**Task instructions**.
Find all the lines with "processRequest" and gather them.

**Listed entries**.
================

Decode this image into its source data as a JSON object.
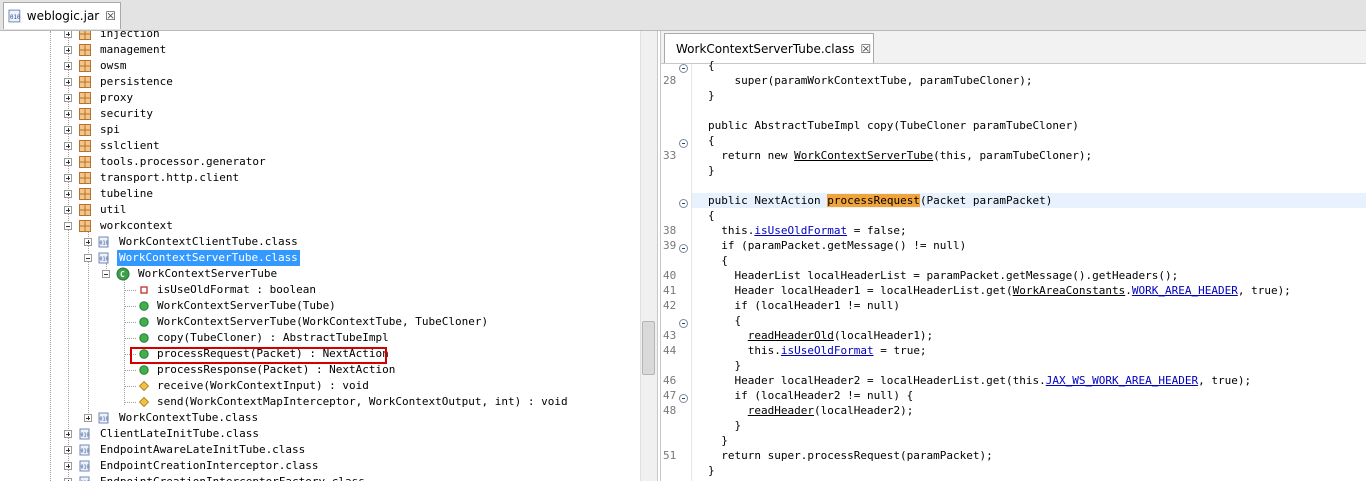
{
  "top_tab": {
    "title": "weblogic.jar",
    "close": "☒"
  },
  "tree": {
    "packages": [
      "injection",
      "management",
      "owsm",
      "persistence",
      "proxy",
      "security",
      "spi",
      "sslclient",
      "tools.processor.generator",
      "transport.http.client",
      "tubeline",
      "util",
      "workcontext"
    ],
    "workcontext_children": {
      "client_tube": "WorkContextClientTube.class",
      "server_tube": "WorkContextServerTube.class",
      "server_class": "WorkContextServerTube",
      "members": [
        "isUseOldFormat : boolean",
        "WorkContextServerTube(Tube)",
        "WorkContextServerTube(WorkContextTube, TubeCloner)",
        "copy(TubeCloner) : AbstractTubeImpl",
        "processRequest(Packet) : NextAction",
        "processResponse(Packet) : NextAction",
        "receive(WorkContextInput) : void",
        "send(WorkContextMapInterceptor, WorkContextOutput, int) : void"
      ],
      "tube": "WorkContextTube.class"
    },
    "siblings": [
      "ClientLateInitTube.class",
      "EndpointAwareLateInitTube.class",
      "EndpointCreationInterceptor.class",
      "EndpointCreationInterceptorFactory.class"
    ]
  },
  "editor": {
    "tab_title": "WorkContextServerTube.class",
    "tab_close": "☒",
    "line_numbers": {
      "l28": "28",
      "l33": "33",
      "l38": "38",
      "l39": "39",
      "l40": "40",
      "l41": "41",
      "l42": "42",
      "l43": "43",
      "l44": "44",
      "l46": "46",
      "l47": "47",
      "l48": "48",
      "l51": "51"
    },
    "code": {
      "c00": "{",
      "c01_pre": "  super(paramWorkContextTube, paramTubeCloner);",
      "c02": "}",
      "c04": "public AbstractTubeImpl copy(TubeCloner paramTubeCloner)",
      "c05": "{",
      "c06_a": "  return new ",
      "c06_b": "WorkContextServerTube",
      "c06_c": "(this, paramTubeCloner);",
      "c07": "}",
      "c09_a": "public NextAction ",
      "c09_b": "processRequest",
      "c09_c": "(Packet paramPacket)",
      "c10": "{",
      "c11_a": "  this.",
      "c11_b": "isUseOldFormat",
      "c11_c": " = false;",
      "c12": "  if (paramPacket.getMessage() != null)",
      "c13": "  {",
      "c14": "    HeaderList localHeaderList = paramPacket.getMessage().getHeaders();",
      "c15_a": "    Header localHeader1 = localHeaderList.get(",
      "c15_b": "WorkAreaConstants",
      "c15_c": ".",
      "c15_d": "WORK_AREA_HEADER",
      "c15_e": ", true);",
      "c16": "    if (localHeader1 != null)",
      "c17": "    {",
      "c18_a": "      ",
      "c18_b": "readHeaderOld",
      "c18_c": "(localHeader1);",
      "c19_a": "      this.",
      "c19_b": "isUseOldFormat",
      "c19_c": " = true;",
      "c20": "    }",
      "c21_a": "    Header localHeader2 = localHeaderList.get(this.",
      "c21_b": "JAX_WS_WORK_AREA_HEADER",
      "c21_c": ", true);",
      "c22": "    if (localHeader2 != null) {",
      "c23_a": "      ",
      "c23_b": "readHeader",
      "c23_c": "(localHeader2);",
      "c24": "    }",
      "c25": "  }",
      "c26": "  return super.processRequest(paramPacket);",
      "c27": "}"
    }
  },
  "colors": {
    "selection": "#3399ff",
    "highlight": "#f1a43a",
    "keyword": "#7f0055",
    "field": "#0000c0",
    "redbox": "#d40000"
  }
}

================

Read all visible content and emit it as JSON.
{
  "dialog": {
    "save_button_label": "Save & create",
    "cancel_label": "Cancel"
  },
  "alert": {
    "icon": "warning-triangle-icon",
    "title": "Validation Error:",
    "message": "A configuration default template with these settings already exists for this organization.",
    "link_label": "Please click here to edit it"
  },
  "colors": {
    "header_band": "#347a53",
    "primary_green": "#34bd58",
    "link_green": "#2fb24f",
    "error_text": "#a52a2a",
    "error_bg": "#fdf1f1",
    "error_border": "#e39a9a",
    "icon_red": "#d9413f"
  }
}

================

**Correct output**.
        "processRequest(Packet) : NextAction",
      "c09_b": "processRequest",
      "c26": "  return super.processRequest(paramPacket);",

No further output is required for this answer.